# Stated task
What is the number of lines in the data holding the word "text"? Give that number by itself.

Stored entries:
──────────────────────────────
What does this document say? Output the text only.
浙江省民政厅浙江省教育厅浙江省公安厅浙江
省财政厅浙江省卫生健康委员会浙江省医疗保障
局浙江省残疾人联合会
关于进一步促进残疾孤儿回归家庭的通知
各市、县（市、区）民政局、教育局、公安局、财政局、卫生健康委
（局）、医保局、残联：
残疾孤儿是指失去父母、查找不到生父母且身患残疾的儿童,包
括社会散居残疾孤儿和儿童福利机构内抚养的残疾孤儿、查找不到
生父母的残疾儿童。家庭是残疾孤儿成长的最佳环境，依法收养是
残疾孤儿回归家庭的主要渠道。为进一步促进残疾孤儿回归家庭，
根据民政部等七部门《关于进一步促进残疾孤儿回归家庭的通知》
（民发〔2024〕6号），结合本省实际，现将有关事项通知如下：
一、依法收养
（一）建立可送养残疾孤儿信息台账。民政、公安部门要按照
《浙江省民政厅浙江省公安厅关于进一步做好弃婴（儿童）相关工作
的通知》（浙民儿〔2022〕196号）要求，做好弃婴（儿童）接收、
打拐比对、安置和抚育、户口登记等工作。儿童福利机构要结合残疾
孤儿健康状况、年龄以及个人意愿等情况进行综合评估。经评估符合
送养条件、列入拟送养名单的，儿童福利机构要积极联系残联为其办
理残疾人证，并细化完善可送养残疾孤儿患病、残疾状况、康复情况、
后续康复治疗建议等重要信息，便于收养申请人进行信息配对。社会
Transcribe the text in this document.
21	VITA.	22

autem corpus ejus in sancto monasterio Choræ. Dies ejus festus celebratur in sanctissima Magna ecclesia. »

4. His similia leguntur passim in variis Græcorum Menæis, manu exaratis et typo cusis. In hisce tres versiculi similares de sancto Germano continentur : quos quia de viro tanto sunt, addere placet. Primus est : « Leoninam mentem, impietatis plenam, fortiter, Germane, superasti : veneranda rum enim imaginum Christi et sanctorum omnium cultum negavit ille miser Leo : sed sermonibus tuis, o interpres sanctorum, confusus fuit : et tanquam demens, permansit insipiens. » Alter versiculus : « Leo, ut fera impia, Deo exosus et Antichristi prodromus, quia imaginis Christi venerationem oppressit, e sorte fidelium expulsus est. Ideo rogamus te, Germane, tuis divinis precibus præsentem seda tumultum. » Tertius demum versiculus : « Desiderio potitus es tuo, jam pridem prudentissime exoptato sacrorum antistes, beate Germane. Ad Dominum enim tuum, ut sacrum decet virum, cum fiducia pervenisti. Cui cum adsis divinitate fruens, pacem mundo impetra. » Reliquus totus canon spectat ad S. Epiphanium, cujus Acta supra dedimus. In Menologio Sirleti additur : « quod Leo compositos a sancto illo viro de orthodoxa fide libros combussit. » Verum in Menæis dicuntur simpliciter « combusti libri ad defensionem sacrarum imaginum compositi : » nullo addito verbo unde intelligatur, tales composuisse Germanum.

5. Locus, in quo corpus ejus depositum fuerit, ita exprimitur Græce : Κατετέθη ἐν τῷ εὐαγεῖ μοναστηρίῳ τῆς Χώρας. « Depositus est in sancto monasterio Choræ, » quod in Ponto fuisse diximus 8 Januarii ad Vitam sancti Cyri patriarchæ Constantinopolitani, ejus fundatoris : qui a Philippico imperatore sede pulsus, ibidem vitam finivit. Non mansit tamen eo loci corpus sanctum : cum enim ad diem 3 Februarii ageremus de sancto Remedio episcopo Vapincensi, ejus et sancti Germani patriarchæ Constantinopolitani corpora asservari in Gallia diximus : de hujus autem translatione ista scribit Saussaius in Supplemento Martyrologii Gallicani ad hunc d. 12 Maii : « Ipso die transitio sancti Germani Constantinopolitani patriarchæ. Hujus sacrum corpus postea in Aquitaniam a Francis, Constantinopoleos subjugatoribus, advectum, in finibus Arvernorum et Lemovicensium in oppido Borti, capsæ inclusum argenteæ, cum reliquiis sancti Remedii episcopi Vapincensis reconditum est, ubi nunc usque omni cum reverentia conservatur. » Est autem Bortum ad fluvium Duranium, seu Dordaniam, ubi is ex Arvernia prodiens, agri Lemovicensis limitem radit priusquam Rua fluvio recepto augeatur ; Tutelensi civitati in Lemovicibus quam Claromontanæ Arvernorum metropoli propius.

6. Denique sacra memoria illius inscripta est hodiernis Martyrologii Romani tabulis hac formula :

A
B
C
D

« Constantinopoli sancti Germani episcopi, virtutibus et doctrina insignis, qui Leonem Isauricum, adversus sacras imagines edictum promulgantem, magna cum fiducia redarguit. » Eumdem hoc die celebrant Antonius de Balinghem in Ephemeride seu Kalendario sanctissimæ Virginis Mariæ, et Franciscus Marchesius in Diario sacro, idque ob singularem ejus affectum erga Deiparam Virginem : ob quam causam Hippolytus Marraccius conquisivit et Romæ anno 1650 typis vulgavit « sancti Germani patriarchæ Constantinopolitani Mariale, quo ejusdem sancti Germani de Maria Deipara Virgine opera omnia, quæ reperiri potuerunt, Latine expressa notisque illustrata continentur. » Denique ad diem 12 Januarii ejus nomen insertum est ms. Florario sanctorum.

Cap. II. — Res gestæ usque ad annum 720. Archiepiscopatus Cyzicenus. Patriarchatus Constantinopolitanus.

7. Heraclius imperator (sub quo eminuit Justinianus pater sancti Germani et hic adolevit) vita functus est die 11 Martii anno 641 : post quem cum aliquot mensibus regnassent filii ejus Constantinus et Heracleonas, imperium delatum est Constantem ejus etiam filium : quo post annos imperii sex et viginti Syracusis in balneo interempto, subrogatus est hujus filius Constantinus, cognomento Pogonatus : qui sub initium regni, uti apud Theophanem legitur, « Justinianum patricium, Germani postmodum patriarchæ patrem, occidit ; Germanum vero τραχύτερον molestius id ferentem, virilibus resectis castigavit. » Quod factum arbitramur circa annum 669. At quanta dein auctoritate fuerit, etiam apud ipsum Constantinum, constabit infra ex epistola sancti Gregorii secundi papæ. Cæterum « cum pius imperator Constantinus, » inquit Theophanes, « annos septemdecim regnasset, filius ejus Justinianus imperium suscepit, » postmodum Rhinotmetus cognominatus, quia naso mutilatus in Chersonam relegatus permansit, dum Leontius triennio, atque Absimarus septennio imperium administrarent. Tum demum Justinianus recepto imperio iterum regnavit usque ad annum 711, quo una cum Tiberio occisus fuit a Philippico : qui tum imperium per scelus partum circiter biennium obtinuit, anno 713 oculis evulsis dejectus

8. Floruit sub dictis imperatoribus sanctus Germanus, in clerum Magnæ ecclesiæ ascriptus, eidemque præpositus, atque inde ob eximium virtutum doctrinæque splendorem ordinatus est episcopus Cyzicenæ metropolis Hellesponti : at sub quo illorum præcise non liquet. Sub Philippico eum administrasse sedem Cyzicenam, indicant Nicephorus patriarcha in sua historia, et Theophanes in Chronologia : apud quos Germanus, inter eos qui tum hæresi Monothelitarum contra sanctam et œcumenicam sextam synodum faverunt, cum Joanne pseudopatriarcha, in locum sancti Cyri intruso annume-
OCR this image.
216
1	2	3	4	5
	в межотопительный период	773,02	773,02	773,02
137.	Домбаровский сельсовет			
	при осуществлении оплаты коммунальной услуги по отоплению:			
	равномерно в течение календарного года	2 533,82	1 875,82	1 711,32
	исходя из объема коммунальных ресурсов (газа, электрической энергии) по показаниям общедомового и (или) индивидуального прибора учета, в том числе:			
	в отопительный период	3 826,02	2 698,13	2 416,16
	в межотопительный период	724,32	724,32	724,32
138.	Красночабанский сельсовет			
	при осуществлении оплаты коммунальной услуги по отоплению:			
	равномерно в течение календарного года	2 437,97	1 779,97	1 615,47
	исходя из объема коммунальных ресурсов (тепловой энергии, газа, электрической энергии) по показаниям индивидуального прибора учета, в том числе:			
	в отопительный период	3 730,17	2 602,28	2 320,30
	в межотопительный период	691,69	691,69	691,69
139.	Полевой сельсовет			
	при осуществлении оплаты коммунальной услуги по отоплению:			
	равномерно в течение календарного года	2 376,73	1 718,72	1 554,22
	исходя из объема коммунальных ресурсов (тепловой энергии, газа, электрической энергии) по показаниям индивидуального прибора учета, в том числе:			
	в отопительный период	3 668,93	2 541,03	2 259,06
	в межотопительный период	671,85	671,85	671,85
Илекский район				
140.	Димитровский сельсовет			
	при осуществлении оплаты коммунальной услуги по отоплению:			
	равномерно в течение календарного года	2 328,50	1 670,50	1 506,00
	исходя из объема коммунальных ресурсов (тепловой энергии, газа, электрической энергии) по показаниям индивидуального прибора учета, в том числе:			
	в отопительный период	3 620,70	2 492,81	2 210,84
──────────────────────────────
# Solution for this exercise
2